(Document section):
┌──
# Metered Parking in Boston
We are going to do some analysis on what metered parking is available in the Boston area, using data taken from Boston's [Open Data Portal](https://data.boston.gov/dataset/parking-meters).

This file is available in the repository as a [csv](https://www.computerhope.com/issues/ch001356.htm) (comma seperated value file, similar to the type of tabular data you would work with in excel).  
![Parking Map](./data/parking.png)

#### Exercise Notes:
  `Syntax will be contained in code blocks like this.`
  
*Italicized portions of the example syntax should be replaced with the your variables*.  Normal text (not italicized) should be copied precisely.

We will cover:  
[Step 1: Importing Libraries](#Step-1:-Import-the-libraries-you-plan-to-use)  
[Step 2: Loading a CSV](#Step-2:-Loading-a-CSV)  
[Step 3: Exploring the data](#Step-3:-Exploring-the-data)  
[Step 4: Reorganizing the Data](#Step-4:-Reorganizing-the-Data)  
[Step 5: Mapping the Data](#Step-5:-Mapping-the-Data)  
[Step 6: Exporting Files](#Step-6:-Exporting-Files)


  

## Step 1: Import the libraries you plan to use

(This is done in the first lines of your script.  Always keep in mind that the script will run in order and won't have access to variables and functions set later in the file, just as you wouldn't be able to give someone the weather report if you hadn't looked it up yet.)

We will use:
- [pandas](https://pandas.pydata.org/pandas-docs/stable/reference/index.html).  This library allows us to easily manipulate and analyze data structures.
- [folium](https://python-visualization.github.io/folium/) for data vizualization with leaflet maps
- [geopy](https://github.com/geopy/geopy) for converting coordinates to addresses (reverse geocoding)

importing "as pd" allows us nickname pandas so that instead of typing the full name later, we can substitute "pd"  
Example: (pandas.dataframe.columns can instead be typed pd.dataframe.columns)

In [2]:
import pandas as pd
import geopandas as gp
from geopy.geocoders import Nominatim 
from geopy.extra.rate_limiter import RateLimiter #optional for our purposes
import folium


## Step 2: Loading a CSV 
![csv example](./data/meters_csv.png)

Pandas comes with built in functionality to read in a csv  
The syntax is:  
`pd.read_csv('`*`file_path`*`')`

To make this file easier to refer back to later, we are going to save it to a variable name of our choice. I'm going to call it boston_meters.

In [3]:
# Remember, variable names cannot contain spaces, 
# To make the name more readable you can separate words with-a-dash or_with_underscores

boston_meters = pd.read_csv('./data/parking_meters_boston.csv')
charlestown_pay = pd.read_csv('./data/charlestown_pay.csv')


In [4]:
#load the charlestown_location.csv
charlestown_locations = pd.read_csv('./data/charlestown_location.csv')
└──
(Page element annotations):
┌──
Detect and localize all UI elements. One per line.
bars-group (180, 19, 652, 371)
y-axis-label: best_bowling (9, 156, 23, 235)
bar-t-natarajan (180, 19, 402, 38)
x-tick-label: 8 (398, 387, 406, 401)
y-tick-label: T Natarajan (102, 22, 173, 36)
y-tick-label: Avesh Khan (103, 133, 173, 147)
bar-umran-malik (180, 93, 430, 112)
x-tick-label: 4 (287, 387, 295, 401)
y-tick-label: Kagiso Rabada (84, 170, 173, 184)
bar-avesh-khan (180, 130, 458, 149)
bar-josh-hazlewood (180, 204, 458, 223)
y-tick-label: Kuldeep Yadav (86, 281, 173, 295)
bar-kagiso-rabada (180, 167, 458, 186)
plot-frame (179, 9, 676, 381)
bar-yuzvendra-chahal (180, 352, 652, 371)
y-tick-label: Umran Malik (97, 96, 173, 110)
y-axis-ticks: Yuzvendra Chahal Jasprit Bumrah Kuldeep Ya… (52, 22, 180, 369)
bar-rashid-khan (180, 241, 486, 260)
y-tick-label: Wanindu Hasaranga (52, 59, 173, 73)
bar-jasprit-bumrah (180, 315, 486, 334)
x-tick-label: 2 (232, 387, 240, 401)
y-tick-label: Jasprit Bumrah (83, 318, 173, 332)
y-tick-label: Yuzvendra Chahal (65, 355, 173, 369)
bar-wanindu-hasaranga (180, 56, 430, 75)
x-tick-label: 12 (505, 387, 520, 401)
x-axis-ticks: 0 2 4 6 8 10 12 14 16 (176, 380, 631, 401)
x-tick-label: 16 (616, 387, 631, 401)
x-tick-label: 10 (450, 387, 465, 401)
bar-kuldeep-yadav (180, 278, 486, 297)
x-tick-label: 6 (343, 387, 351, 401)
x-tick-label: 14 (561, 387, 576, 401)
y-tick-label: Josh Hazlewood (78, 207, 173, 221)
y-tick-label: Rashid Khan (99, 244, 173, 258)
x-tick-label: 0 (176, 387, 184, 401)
└──
(What you need to do):
a - From the Boston metered parking tutorial, write out the passage between "[Step 6: Exporting" and "it up yet.)", inclusive.
b - In the Boston metered parking tutorial, what is the geopy library used for?
c - Decide whether each statement agrees with the Boston metered parking tutorial. Answer yes or no, and quote the words that decide it.
(i) The pandas library makes it easy to manipulate and analyze data structures.
(ii) Variable names are allowed to contain spaces.
(iii) The parking meter CSV is saved to a variable named boston_meters.

(Solution list):
a -
[Step 6: Exporting Files](#Step-6:-Exporting-Files)


  

## Step 1: Import the libraries you plan to use

(This is done in the first lines of your script.  Always keep in mind that the script will run in order and won't have access to variables and functions set later in the file, just as you wouldn't be able to give someone the weather report if you hadn't looked it up yet.)

b - Converting coordinates to addresses (reverse geocoding).

c -
(i) Yes: "This library allows us to easily manipulate and analyze data structures."
(ii) No: "variable names cannot contain spaces"
(iii) Yes: "I'm going to call it boston_meters."